Collected data entries
************
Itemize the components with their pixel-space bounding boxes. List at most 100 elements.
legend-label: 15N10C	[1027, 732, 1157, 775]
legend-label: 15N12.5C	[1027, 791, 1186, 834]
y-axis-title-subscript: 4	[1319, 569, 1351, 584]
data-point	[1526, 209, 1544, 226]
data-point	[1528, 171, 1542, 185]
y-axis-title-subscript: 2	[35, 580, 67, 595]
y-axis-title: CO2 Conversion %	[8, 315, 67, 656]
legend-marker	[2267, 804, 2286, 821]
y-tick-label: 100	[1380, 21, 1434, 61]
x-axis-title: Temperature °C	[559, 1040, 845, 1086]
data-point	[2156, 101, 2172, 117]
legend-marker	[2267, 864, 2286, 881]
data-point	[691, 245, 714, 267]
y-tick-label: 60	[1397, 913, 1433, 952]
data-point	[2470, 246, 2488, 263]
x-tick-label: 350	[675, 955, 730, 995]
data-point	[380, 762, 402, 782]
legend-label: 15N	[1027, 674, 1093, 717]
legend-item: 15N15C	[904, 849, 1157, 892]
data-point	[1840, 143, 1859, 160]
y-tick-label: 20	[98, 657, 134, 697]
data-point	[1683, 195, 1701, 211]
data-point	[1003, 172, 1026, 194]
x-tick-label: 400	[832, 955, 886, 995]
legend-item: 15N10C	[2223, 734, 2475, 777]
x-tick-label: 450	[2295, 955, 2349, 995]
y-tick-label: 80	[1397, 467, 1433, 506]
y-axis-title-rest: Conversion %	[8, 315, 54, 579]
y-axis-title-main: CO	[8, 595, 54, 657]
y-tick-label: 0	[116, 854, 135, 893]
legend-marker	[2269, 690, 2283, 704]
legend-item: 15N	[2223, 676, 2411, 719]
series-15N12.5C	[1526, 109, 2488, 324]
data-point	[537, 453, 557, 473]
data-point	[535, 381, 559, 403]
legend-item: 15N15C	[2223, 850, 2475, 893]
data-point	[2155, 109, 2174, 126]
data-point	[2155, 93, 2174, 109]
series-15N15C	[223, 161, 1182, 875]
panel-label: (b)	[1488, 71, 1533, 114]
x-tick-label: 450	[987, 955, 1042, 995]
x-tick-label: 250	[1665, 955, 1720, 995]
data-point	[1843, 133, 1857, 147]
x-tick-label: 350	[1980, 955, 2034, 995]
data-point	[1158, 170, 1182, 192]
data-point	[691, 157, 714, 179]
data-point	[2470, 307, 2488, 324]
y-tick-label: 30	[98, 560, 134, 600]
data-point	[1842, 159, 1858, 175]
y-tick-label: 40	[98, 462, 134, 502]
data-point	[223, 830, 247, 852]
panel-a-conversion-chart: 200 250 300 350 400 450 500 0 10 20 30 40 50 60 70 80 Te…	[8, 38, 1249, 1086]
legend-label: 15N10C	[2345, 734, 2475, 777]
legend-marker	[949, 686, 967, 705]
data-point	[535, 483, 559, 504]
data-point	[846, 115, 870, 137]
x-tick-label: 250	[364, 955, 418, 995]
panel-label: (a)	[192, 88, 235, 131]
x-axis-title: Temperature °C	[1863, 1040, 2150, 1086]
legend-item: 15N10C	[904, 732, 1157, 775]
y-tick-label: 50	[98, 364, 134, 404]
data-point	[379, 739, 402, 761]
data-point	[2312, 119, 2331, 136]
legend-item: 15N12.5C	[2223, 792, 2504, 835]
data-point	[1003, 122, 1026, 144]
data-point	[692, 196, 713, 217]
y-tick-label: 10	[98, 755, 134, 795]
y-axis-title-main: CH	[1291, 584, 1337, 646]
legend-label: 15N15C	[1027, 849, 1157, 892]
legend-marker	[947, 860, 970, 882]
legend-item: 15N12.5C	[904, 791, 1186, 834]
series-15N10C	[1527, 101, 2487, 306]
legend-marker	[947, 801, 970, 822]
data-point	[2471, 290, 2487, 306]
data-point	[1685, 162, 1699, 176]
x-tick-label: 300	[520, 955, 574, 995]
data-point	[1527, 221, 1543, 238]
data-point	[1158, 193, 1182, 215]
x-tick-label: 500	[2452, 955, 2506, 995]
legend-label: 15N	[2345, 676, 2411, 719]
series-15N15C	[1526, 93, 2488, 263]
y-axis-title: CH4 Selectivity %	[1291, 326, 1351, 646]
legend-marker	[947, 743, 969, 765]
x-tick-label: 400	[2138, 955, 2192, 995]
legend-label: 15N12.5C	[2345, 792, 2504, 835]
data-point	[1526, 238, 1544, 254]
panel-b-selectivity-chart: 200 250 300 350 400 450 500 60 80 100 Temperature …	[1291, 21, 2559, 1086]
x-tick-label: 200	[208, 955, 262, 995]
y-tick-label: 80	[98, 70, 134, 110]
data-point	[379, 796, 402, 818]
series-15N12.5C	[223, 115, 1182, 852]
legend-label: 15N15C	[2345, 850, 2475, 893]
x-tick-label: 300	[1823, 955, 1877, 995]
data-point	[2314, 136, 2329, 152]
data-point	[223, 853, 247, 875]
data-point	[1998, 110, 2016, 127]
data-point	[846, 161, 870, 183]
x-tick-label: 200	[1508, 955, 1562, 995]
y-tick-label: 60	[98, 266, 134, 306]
************
* YOUR TASK *
Output every line of the records above verbatim, keeping their original order.

* EXERCISE OUTPUT *
Itemize the components with their pixel-space bounding boxes. List at most 100 elements.
legend-label: 15N10C	[1027, 732, 1157, 775]
legend-label: 15N12.5C	[1027, 791, 1186, 834]
y-axis-title-subscript: 4	[1319, 569, 1351, 584]
data-point	[1526, 209, 1544, 226]
data-point	[1528, 171, 1542, 185]
y-axis-title-subscript: 2	[35, 580, 67, 595]
y-axis-title: CO2 Conversion %	[8, 315, 67, 656]
legend-marker	[2267, 804, 2286, 821]
y-tick-label: 100	[1380, 21, 1434, 61]
x-axis-title: Temperature °C	[559, 1040, 845, 1086]
data-point	[2156, 101, 2172, 117]
legend-marker	[2267, 864, 2286, 881]
data-point	[691, 245, 714, 267]
y-tick-label: 60	[1397, 913, 1433, 952]
data-point	[2470, 246, 2488, 263]
x-tick-label: 350	[675, 955, 730, 995]
data-point	[380, 762, 402, 782]
legend-label: 15N	[1027, 674, 1093, 717]
legend-item: 15N15C	[904, 849, 1157, 892]
data-point	[1840, 143, 1859, 160]
y-tick-label: 20	[98, 657, 134, 697]
data-point	[1683, 195, 1701, 211]
data-point	[1003, 172, 1026, 194]
x-tick-label: 400	[832, 955, 886, 995]
legend-item: 15N10C	[2223, 734, 2475, 777]
x-tick-label: 450	[2295, 955, 2349, 995]
y-tick-label: 80	[1397, 467, 1433, 506]
y-axis-title-rest: Conversion %	[8, 315, 54, 579]
y-axis-title-main: CO	[8, 595, 54, 657]
y-tick-label: 0	[116, 854, 135, 893]
legend-marker	[2269, 690, 2283, 704]
legend-item: 15N	[2223, 676, 2411, 719]
series-15N12.5C	[1526, 109, 2488, 324]
data-point	[537, 453, 557, 473]
data-point	[535, 381, 559, 403]
legend-item: 15N15C	[2223, 850, 2475, 893]
data-point	[2155, 109, 2174, 126]
data-point	[2155, 93, 2174, 109]
series-15N15C	[223, 161, 1182, 875]
panel-label: (b)	[1488, 71, 1533, 114]
x-tick-label: 450	[987, 955, 1042, 995]
x-tick-label: 250	[1665, 955, 1720, 995]
data-point	[1843, 133, 1857, 147]
x-tick-label: 350	[1980, 955, 2034, 995]
data-point	[1158, 170, 1182, 192]
data-point	[691, 157, 714, 179]
data-point	[2470, 307, 2488, 324]
y-tick-label: 30	[98, 560, 134, 600]
data-point	[1842, 159, 1858, 175]
y-tick-label: 40	[98, 462, 134, 502]
data-point	[223, 830, 247, 852]
panel-a-conversion-chart: 200 250 300 350 400 450 500 0 10 20 30 40 50 60 70 80 Te…	[8, 38, 1249, 1086]
legend-label: 15N10C	[2345, 734, 2475, 777]
legend-marker	[949, 686, 967, 705]
data-point	[535, 483, 559, 504]
data-point	[846, 115, 870, 137]
x-tick-label: 250	[364, 955, 418, 995]
panel-label: (a)	[192, 88, 235, 131]
x-axis-title: Temperature °C	[1863, 1040, 2150, 1086]
legend-item: 15N10C	[904, 732, 1157, 775]
y-tick-label: 50	[98, 364, 134, 404]
data-point	[379, 739, 402, 761]
data-point	[2312, 119, 2331, 136]
legend-item: 15N12.5C	[2223, 792, 2504, 835]
data-point	[1003, 122, 1026, 144]
data-point	[692, 196, 713, 217]
y-tick-label: 10	[98, 755, 134, 795]
y-axis-title-main: CH	[1291, 584, 1337, 646]
legend-label: 15N15C	[1027, 849, 1157, 892]
legend-marker	[947, 860, 970, 882]
legend-item: 15N12.5C	[904, 791, 1186, 834]
series-15N10C	[1527, 101, 2487, 306]
legend-marker	[947, 801, 970, 822]
data-point	[2471, 290, 2487, 306]
data-point	[1685, 162, 1699, 176]
x-tick-label: 300	[520, 955, 574, 995]
data-point	[1527, 221, 1543, 238]
data-point	[1158, 193, 1182, 215]
x-tick-label: 500	[2452, 955, 2506, 995]
legend-label: 15N	[2345, 676, 2411, 719]
series-15N15C	[1526, 93, 2488, 263]
y-axis-title: CH4 Selectivity %	[1291, 326, 1351, 646]
legend-marker	[947, 743, 969, 765]
x-tick-label: 400	[2138, 955, 2192, 995]
legend-label: 15N12.5C	[2345, 792, 2504, 835]
data-point	[1526, 238, 1544, 254]
panel-b-selectivity-chart: 200 250 300 350 400 450 500 60 80 100 Temperature …	[1291, 21, 2559, 1086]
x-tick-label: 200	[208, 955, 262, 995]
y-tick-label: 80	[98, 70, 134, 110]
data-point	[379, 796, 402, 818]
series-15N12.5C	[223, 115, 1182, 852]
legend-label: 15N15C	[2345, 850, 2475, 893]
x-tick-label: 300	[1823, 955, 1877, 995]
data-point	[2314, 136, 2329, 152]
data-point	[223, 853, 247, 875]
data-point	[1998, 110, 2016, 127]
data-point	[846, 161, 870, 183]
x-tick-label: 200	[1508, 955, 1562, 995]
y-tick-label: 60	[98, 266, 134, 306]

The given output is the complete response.